Your task is to transcribe the entries below exactly, beginning with the line containing "Decode this image" and ending with the final line, and to add nothing else.

◆ ◆ ◆

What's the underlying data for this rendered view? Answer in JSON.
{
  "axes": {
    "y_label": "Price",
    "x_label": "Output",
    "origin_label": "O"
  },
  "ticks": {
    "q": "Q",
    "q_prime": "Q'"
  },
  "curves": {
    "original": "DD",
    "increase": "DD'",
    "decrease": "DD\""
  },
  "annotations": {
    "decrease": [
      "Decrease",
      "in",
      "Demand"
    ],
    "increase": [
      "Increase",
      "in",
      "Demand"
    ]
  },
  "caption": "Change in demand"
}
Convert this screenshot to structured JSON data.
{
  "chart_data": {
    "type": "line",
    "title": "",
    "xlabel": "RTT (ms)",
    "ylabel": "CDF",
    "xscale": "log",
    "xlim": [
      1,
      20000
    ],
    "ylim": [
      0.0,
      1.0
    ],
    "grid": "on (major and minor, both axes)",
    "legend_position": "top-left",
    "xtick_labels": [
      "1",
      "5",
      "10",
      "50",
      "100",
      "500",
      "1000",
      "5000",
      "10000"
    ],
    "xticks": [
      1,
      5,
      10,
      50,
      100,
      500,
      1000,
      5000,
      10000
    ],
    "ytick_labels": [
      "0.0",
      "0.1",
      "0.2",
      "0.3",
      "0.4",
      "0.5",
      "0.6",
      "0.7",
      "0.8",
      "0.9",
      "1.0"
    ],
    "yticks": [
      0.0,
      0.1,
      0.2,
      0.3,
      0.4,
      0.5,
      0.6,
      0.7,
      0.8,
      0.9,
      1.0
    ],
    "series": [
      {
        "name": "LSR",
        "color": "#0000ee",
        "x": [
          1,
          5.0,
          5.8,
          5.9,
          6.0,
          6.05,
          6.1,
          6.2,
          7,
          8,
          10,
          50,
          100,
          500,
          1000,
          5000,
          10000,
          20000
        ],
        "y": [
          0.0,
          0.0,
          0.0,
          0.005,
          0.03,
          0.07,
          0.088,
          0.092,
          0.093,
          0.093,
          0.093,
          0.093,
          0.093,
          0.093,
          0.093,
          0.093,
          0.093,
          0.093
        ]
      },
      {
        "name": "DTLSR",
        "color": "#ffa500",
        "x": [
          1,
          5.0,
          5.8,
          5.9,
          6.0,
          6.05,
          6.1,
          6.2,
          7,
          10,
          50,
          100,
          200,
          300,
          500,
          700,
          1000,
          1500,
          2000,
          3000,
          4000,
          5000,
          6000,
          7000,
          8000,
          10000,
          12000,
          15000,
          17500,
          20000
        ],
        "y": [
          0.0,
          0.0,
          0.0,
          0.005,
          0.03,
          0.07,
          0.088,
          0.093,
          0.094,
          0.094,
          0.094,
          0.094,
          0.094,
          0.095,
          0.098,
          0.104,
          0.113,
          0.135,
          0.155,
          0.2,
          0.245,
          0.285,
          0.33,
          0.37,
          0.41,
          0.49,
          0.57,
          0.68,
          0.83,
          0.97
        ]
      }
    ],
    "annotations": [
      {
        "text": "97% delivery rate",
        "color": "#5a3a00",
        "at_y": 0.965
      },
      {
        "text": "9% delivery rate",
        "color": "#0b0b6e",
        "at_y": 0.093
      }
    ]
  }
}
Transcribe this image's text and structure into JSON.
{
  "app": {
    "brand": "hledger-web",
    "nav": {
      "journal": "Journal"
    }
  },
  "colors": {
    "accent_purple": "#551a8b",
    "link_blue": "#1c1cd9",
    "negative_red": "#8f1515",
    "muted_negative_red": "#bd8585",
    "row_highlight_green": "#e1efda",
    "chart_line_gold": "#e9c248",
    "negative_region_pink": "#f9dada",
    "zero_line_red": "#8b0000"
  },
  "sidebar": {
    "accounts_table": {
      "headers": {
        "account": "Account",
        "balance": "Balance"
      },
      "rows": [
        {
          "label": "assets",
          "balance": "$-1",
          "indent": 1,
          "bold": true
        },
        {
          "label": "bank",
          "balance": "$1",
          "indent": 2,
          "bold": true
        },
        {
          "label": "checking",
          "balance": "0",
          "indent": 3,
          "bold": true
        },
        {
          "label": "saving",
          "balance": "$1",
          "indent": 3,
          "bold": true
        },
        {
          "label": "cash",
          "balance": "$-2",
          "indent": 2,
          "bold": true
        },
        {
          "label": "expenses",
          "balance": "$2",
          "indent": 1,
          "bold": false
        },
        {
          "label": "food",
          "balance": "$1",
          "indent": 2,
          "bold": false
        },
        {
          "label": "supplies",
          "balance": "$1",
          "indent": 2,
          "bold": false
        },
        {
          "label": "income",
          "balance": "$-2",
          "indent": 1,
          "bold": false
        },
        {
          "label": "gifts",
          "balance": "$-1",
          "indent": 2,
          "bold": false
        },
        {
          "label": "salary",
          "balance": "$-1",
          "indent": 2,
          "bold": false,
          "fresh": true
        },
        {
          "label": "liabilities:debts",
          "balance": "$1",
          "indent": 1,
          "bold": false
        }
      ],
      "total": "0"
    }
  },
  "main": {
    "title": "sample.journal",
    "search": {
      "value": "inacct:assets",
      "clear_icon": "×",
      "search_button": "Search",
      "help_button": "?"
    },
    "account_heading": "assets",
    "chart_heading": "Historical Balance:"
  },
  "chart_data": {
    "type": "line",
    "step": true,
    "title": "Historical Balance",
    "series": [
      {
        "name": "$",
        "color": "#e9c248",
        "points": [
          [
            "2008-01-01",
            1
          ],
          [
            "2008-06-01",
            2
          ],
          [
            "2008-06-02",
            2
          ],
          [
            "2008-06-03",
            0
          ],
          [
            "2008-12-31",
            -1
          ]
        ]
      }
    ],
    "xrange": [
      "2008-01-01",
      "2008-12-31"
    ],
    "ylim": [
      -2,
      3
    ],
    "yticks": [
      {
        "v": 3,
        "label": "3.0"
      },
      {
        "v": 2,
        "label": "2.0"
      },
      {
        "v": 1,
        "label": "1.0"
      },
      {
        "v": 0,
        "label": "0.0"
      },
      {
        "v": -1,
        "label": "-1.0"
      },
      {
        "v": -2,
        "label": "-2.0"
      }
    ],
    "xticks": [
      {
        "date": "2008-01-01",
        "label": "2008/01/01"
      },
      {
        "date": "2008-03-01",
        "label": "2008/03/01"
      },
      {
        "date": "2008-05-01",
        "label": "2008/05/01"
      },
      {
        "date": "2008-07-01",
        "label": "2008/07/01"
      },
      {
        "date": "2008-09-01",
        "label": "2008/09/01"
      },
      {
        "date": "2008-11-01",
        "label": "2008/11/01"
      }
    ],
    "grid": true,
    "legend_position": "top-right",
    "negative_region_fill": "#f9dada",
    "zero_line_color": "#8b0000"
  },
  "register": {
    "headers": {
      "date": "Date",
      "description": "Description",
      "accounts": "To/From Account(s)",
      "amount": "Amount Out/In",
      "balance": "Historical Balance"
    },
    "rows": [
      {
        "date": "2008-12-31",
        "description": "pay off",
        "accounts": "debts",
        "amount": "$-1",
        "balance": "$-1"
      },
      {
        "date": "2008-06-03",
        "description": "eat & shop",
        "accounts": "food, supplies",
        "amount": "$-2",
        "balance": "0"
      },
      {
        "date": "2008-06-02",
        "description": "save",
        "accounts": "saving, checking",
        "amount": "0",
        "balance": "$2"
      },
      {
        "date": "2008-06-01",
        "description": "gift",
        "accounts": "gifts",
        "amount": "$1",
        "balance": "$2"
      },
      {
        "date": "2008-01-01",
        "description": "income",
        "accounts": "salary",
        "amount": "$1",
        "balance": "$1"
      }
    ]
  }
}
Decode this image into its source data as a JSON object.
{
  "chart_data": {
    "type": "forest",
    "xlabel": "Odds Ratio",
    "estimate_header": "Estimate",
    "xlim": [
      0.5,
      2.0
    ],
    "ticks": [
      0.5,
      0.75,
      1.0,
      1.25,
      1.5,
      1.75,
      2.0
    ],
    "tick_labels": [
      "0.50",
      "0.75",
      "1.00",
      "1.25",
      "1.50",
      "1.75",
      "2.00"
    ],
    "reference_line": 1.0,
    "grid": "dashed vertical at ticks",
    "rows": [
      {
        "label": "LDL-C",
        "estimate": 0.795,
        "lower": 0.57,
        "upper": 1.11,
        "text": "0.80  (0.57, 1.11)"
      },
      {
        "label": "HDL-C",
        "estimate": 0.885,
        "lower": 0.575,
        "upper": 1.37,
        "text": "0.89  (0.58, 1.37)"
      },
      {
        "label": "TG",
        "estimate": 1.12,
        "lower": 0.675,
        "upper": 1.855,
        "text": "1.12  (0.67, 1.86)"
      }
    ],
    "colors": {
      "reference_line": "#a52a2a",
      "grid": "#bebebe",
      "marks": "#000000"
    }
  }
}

◆ ◆ ◆

- **Response**:
Decode this image into its source data as a JSON object.
{
  "chart_data": {
    "type": "forest",
    "xlabel": "Odds Ratio",
    "estimate_header": "Estimate",
    "xlim": [
      0.5,
      2.0
    ],
    "ticks": [
      0.5,
      0.75,
      1.0,
      1.25,
      1.5,
      1.75,
      2.0
    ],
    "tick_labels": [
      "0.50",
      "0.75",
      "1.00",
      "1.25",
      "1.50",
      "1.75",
      "2.00"
    ],
    "reference_line": 1.0,
    "grid": "dashed vertical at ticks",
    "rows": [
      {
        "label": "LDL-C",
        "estimate": 0.795,
        "lower": 0.57,
        "upper": 1.11,
        "text": "0.80  (0.57, 1.11)"
      },
      {
        "label": "HDL-C",
        "estimate": 0.885,
        "lower": 0.575,
        "upper": 1.37,
        "text": "0.89  (0.58, 1.37)"
      },
      {
        "label": "TG",
        "estimate": 1.12,
        "lower": 0.675,
        "upper": 1.855,
        "text": "1.12  (0.67, 1.86)"
      }
    ],
    "colors": {
      "reference_line": "#a52a2a",
      "grid": "#bebebe",
      "marks": "#000000"
    }
  }
}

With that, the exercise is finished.